* _Your objective_: Rewrite the records below with "ME5000" changed to "ME5200" and every other character left as it is. Begin at the first line of the records and stop after the line that contains "- area-left-top: Area".

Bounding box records
▽
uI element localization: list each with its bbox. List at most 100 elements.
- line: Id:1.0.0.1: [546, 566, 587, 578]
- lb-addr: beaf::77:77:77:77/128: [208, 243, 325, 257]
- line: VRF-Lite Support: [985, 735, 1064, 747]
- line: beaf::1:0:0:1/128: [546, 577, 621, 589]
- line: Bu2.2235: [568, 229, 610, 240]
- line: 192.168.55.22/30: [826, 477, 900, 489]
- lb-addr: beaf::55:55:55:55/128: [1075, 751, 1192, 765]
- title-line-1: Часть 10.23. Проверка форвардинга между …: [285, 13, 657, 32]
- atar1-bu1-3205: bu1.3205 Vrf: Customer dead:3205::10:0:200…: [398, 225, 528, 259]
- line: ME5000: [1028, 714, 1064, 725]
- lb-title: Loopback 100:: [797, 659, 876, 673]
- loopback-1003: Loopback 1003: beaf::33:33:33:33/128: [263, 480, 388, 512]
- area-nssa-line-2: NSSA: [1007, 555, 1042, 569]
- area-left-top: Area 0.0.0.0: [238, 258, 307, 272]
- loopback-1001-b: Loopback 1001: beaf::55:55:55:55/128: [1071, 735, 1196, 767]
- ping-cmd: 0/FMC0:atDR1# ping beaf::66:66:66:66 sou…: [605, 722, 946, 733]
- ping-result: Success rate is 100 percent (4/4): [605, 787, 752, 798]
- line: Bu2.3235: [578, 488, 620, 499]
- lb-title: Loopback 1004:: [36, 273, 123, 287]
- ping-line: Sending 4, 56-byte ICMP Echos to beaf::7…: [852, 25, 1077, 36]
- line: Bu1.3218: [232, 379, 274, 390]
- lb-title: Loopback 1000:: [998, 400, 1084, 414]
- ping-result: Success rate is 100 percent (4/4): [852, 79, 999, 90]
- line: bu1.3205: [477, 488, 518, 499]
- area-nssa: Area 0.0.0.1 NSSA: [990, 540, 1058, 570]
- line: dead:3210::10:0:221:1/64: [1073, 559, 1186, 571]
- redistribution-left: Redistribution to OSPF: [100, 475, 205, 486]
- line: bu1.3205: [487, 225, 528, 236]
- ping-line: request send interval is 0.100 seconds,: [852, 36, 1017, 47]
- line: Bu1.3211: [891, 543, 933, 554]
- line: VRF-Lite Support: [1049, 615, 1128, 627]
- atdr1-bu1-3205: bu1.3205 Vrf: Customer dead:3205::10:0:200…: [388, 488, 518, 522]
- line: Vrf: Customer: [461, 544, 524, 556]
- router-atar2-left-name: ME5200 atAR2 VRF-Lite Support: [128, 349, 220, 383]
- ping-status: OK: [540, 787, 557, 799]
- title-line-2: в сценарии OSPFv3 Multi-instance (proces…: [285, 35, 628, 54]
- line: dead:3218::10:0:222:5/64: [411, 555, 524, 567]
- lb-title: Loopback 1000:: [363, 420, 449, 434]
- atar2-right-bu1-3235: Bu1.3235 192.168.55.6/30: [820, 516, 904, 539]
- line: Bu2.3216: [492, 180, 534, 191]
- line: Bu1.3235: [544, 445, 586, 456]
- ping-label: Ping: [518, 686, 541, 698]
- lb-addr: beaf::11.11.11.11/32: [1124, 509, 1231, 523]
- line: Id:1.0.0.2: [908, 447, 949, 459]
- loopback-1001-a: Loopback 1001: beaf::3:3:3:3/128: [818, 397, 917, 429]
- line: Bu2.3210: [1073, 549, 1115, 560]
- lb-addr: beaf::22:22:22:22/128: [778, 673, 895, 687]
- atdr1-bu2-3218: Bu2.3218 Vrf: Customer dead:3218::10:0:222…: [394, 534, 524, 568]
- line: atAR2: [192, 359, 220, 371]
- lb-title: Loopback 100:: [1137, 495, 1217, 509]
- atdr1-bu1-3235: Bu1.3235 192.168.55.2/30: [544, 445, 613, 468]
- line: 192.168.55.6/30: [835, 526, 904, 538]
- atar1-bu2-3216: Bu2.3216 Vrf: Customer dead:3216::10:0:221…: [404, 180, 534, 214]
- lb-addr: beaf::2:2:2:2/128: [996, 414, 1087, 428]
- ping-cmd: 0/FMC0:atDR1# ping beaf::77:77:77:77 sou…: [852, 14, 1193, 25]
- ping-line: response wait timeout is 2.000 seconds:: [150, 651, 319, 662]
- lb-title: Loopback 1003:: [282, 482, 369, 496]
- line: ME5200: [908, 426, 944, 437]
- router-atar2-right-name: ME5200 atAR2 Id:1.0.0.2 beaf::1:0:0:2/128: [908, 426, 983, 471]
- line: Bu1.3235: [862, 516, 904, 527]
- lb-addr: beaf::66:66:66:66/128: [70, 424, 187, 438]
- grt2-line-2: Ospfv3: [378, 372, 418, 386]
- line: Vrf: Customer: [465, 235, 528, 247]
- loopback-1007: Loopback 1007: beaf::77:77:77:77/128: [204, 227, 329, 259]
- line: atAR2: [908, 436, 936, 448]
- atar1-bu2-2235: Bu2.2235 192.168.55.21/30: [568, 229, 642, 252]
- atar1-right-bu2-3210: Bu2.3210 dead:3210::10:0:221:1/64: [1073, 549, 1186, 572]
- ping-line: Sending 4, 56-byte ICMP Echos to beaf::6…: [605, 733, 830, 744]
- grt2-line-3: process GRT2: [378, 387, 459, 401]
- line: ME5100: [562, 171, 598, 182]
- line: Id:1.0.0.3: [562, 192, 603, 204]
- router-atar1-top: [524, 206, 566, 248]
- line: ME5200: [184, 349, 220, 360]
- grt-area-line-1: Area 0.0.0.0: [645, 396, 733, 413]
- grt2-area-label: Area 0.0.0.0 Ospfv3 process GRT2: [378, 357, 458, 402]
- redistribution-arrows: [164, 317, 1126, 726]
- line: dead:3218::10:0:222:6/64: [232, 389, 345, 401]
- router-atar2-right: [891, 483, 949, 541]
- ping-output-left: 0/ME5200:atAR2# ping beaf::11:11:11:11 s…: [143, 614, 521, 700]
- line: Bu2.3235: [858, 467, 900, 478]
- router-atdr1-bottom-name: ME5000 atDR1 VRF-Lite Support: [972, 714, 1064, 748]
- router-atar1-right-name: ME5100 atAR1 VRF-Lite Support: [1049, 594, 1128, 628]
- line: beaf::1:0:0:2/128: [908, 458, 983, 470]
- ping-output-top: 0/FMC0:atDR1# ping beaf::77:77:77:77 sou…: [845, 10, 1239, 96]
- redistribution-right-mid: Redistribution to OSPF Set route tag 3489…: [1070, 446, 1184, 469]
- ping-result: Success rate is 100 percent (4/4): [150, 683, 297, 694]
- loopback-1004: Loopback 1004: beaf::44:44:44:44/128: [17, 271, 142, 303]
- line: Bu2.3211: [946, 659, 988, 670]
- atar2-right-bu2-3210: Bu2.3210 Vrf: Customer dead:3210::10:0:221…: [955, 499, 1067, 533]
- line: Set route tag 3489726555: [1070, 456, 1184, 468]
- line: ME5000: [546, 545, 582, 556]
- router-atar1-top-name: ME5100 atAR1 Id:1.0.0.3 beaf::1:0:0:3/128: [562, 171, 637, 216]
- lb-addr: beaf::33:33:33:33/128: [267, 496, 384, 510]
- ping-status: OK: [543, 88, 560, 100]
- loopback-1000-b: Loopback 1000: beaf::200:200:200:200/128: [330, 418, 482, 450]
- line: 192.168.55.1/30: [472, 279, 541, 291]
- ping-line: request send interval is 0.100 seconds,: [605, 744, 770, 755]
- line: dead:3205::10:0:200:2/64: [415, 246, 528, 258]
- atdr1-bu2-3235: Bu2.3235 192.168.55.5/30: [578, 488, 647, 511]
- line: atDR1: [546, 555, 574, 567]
△
* _Final result_:
uI element localization: list each with its bbox. List at most 100 elements.
- line: Id:1.0.0.1: [546, 566, 587, 578]
- lb-addr: beaf::77:77:77:77/128: [208, 243, 325, 257]
- line: VRF-Lite Support: [985, 735, 1064, 747]
- line: beaf::1:0:0:1/128: [546, 577, 621, 589]
- line: Bu2.2235: [568, 229, 610, 240]
- line: 192.168.55.22/30: [826, 477, 900, 489]
- lb-addr: beaf::55:55:55:55/128: [1075, 751, 1192, 765]
- title-line-1: Часть 10.23. Проверка форвардинга между …: [285, 13, 657, 32]
- atar1-bu1-3205: bu1.3205 Vrf: Customer dead:3205::10:0:200…: [398, 225, 528, 259]
- line: ME5200: [1028, 714, 1064, 725]
- lb-title: Loopback 100:: [797, 659, 876, 673]
- loopback-1003: Loopback 1003: beaf::33:33:33:33/128: [263, 480, 388, 512]
- area-nssa-line-2: NSSA: [1007, 555, 1042, 569]
- area-left-top: Area 0.0.0.0: [238, 258, 307, 272]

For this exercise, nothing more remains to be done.